==== Given data

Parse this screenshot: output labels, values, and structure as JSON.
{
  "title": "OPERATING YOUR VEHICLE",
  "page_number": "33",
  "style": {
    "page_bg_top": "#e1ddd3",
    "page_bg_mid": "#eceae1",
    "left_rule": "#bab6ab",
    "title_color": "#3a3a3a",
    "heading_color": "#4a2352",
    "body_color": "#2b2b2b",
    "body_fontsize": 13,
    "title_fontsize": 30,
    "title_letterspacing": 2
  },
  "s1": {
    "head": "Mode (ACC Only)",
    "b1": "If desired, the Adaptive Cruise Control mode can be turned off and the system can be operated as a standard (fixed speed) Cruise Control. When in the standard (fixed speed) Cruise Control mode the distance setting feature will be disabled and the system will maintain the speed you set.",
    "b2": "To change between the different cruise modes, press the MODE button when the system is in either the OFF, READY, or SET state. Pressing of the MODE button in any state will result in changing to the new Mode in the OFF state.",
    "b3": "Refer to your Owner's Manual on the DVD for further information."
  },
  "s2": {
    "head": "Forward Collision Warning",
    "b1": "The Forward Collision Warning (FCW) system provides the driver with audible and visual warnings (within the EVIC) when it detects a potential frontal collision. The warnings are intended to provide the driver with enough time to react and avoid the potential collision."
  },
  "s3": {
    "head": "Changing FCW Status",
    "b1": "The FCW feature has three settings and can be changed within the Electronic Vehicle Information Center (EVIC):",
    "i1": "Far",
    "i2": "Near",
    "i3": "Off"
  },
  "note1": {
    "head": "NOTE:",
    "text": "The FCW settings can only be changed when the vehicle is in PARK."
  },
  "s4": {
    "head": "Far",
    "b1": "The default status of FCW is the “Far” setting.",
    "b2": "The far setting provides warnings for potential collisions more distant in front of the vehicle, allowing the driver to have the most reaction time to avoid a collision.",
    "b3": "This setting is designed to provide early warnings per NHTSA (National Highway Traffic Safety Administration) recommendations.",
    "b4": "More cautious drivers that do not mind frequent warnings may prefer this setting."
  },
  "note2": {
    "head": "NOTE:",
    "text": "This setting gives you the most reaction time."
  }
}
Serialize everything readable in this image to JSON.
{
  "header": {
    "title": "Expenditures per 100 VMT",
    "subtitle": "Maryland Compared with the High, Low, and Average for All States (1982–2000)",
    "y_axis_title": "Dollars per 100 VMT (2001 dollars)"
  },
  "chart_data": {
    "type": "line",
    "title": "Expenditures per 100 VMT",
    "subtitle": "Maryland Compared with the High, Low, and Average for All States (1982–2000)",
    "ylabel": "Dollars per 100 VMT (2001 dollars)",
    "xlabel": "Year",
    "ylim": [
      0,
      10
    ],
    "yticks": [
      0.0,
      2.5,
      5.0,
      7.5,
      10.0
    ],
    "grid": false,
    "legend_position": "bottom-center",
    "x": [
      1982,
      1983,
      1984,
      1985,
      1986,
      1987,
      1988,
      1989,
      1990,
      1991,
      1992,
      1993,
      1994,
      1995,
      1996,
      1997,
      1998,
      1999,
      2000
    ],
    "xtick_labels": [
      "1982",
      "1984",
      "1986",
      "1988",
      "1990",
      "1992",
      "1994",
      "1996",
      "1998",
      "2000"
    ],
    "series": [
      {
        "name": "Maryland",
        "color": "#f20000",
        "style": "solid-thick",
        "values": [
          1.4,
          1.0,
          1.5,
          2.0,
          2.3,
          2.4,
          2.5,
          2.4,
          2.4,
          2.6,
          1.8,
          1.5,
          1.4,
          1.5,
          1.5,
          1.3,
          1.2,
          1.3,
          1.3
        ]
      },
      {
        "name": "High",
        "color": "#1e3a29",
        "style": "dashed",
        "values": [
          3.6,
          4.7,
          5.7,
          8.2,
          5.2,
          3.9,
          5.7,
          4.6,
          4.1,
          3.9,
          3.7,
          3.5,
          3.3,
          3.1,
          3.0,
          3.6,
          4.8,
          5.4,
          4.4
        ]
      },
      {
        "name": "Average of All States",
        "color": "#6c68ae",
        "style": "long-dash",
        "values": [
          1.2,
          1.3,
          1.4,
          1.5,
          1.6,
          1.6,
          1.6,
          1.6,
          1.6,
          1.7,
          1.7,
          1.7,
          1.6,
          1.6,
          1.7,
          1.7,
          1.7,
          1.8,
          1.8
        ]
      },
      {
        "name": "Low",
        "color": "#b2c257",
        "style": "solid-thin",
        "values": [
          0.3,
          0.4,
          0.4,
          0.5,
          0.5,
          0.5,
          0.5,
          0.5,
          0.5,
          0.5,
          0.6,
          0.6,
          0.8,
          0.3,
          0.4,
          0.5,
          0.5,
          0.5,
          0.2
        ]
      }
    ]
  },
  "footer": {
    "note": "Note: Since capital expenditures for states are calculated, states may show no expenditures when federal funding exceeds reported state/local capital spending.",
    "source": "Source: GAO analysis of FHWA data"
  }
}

========

**Goal**
Pull out each record as written and restate it exactly.

**Reply to the task**
Parse this screenshot: output labels, values, and structure as JSON.
{
  "title": "OPERATING YOUR VEHICLE",
  "page_number": "33",
  "style": {
    "page_bg_top": "#e1ddd3",
    "page_bg_mid": "#eceae1",
    "left_rule": "#bab6ab",
    "title_color": "#3a3a3a",
    "heading_color": "#4a2352",
    "body_color": "#2b2b2b",
    "body_fontsize": 13,
    "title_fontsize": 30,
    "title_letterspacing": 2
  },
  "s1": {
    "head": "Mode (ACC Only)",
    "b1": "If desired, the Adaptive Cruise Control mode can be turned off and the system can be operated as a standard (fixed speed) Cruise Control. When in the standard (fixed speed) Cruise Control mode the distance setting feature will be disabled and the system will maintain the speed you set.",
    "b2": "To change between the different cruise modes, press the MODE button when the system is in either the OFF, READY, or SET state. Pressing of the MODE button in any state will result in changing to the new Mode in the OFF state.",
    "b3": "Refer to your Owner's Manual on the DVD for further information."
  },
  "s2": {
    "head": "Forward Collision Warning",
    "b1": "The Forward Collision Warning (FCW) system provides the driver with audible and visual warnings (within the EVIC) when it detects a potential frontal collision. The warnings are intended to provide the driver with enough time to react and avoid the potential collision."
  },
  "s3": {
    "head": "Changing FCW Status",
    "b1": "The FCW feature has three settings and can be changed within the Electronic Vehicle Information Center (EVIC):",
    "i1": "Far",
    "i2": "Near",
    "i3": "Off"
  },
  "note1": {
    "head": "NOTE:",
    "text": "The FCW settings can only be changed when the vehicle is in PARK."
  },
  "s4": {
    "head": "Far",
    "b1": "The default status of FCW is the “Far” setting.",
    "b2": "The far setting provides warnings for potential collisions more distant in front of the vehicle, allowing the driver to have the most reaction time to avoid a collision.",
    "b3": "This setting is designed to provide early warnings per NHTSA (National Highway Traffic Safety Administration) recommendations.",
    "b4": "More cautious drivers that do not mind frequent warnings may prefer this setting."
  },
  "note2": {
    "head": "NOTE:",
    "text": "This setting gives you the most reaction time."
  }
}
Serialize everything readable in this image to JSON.
{
  "header": {
    "title": "Expenditures per 100 VMT",
    "subtitle": "Maryland Compared with the High, Low, and Average for All States (1982–2000)",
    "y_axis_title": "Dollars per 100 VMT (2001 dollars)"
  },
  "chart_data": {
    "type": "line",
    "title": "Expenditures per 100 VMT",
    "subtitle": "Maryland Compared with the High, Low, and Average for All States (1982–2000)",
    "ylabel": "Dollars per 100 VMT (2001 dollars)",
    "xlabel": "Year",
    "ylim": [
      0,
      10
    ],
    "yticks": [
      0.0,
      2.5,
      5.0,
      7.5,
      10.0
    ],
    "grid": false,
    "legend_position": "bottom-center",
    "x": [
      1982,
      1983,
      1984,
      1985,
      1986,
      1987,
      1988,
      1989,
      1990,
      1991,
      1992,
      1993,
      1994,
      1995,
      1996,
      1997,
      1998,
      1999,
      2000
    ],
    "xtick_labels": [
      "1982",
      "1984",
      "1986",
      "1988",
      "1990",
      "1992",
      "1994",
      "1996",
      "1998",
      "2000"
    ],
    "series": [
      {
        "name": "Maryland",
        "color": "#f20000",
        "style": "solid-thick",
        "values": [
          1.4,
          1.0,
          1.5,
          2.0,
          2.3,
          2.4,
          2.5,
          2.4,
          2.4,
          2.6,
          1.8,
          1.5,
          1.4,
          1.5,
          1.5,
          1.3,
          1.2,
          1.3,
          1.3
        ]
      },
      {
        "name": "High",
        "color": "#1e3a29",
        "style": "dashed",
        "values": [
          3.6,
          4.7,
          5.7,
          8.2,
          5.2,
          3.9,
          5.7,
          4.6,
          4.1,
          3.9,
          3.7,
          3.5,
          3.3,
          3.1,
          3.0,
          3.6,
          4.8,
          5.4,
          4.4
        ]
      },
      {
        "name": "Average of All States",
        "color": "#6c68ae",
        "style": "long-dash",
        "values": [
          1.2,
          1.3,
          1.4,
          1.5,
          1.6,
          1.6,
          1.6,
          1.6,
          1.6,
          1.7,
          1.7,
          1.7,
          1.6,
          1.6,
          1.7,
          1.7,
          1.7,
          1.8,
          1.8
        ]
      },
      {
        "name": "Low",
        "color": "#b2c257",
        "style": "solid-thin",
        "values": [
          0.3,
          0.4,
          0.4,
          0.5,
          0.5,
          0.5,
          0.5,
          0.5,
          0.5,
          0.5,
          0.6,
          0.6,
          0.8,
          0.3,
          0.4,
          0.5,
          0.5,
          0.5,
          0.2
        ]
      }
    ]
  },
  "footer": {
    "note": "Note: Since capital expenditures for states are calculated, states may show no expenditures when federal funding exceeds reported state/local capital spending.",
    "source": "Source: GAO analysis of FHWA data"
  }
}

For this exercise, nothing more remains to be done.